> **STATED EXERCISE**
Leave out the pictures and copy everything else below exactly.

::::::::

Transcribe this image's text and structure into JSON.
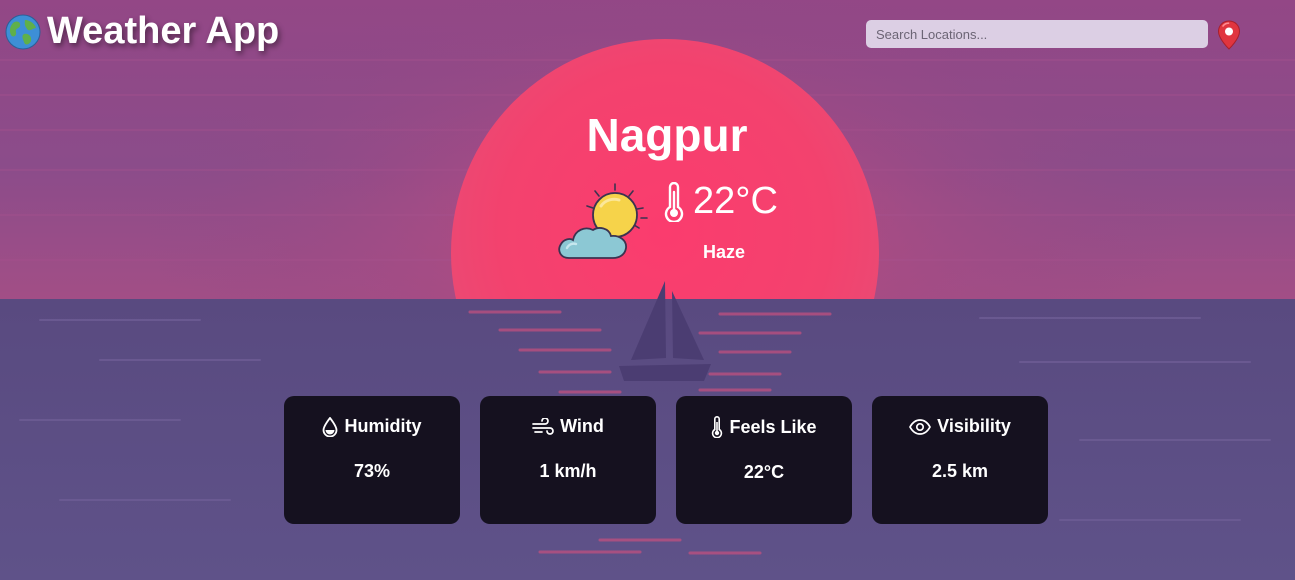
{
  "header": {
    "app_title": "Weather App",
    "logo_icon": "globe-icon",
    "search": {
      "placeholder": "Search Locations...",
      "value": ""
    },
    "location_icon": "map-pin-icon"
  },
  "current": {
    "city": "Nagpur",
    "temperature": "22°C",
    "condition": "Haze",
    "weather_icon": "sun-behind-cloud-icon",
    "temperature_icon": "thermometer-icon"
  },
  "metrics": [
    {
      "label": "Humidity",
      "value": "73%",
      "icon": "droplet-icon"
    },
    {
      "label": "Wind",
      "value": "1 km/h",
      "icon": "wind-icon"
    },
    {
      "label": "Feels Like",
      "value": "22°C",
      "icon": "thermometer-icon"
    },
    {
      "label": "Visibility",
      "value": "2.5 km",
      "icon": "eye-icon"
    }
  ],
  "colors": {
    "sky": "#8a4a86",
    "sun": "#f2406e",
    "sea": "#5a4d84",
    "card_background": "#15111f",
    "pin": "#e0353f"
  }
}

::::::::

> **WRITTEN ANSWER**
Transcribe this image's text and structure into JSON.
{
  "header": {
    "app_title": "Weather App",
    "logo_icon": "globe-icon",
    "search": {
      "placeholder": "Search Locations...",
      "value": ""
    },
    "location_icon": "map-pin-icon"
  },
  "current": {
    "city": "Nagpur",
    "temperature": "22°C",
    "condition": "Haze",
    "weather_icon": "sun-behind-cloud-icon",
    "temperature_icon": "thermometer-icon"
  },
  "metrics": [
    {
      "label": "Humidity",
      "value": "73%",
      "icon": "droplet-icon"
    },
    {
      "label": "Wind",
      "value": "1 km/h",
      "icon": "wind-icon"
    },
    {
      "label": "Feels Like",
      "value": "22°C",
      "icon": "thermometer-icon"
    },
    {
      "label": "Visibility",
      "value": "2.5 km",
      "icon": "eye-icon"
    }
  ],
  "colors": {
    "sky": "#8a4a86",
    "sun": "#f2406e",
    "sea": "#5a4d84",
    "card_background": "#15111f",
    "pin": "#e0353f"
  }
}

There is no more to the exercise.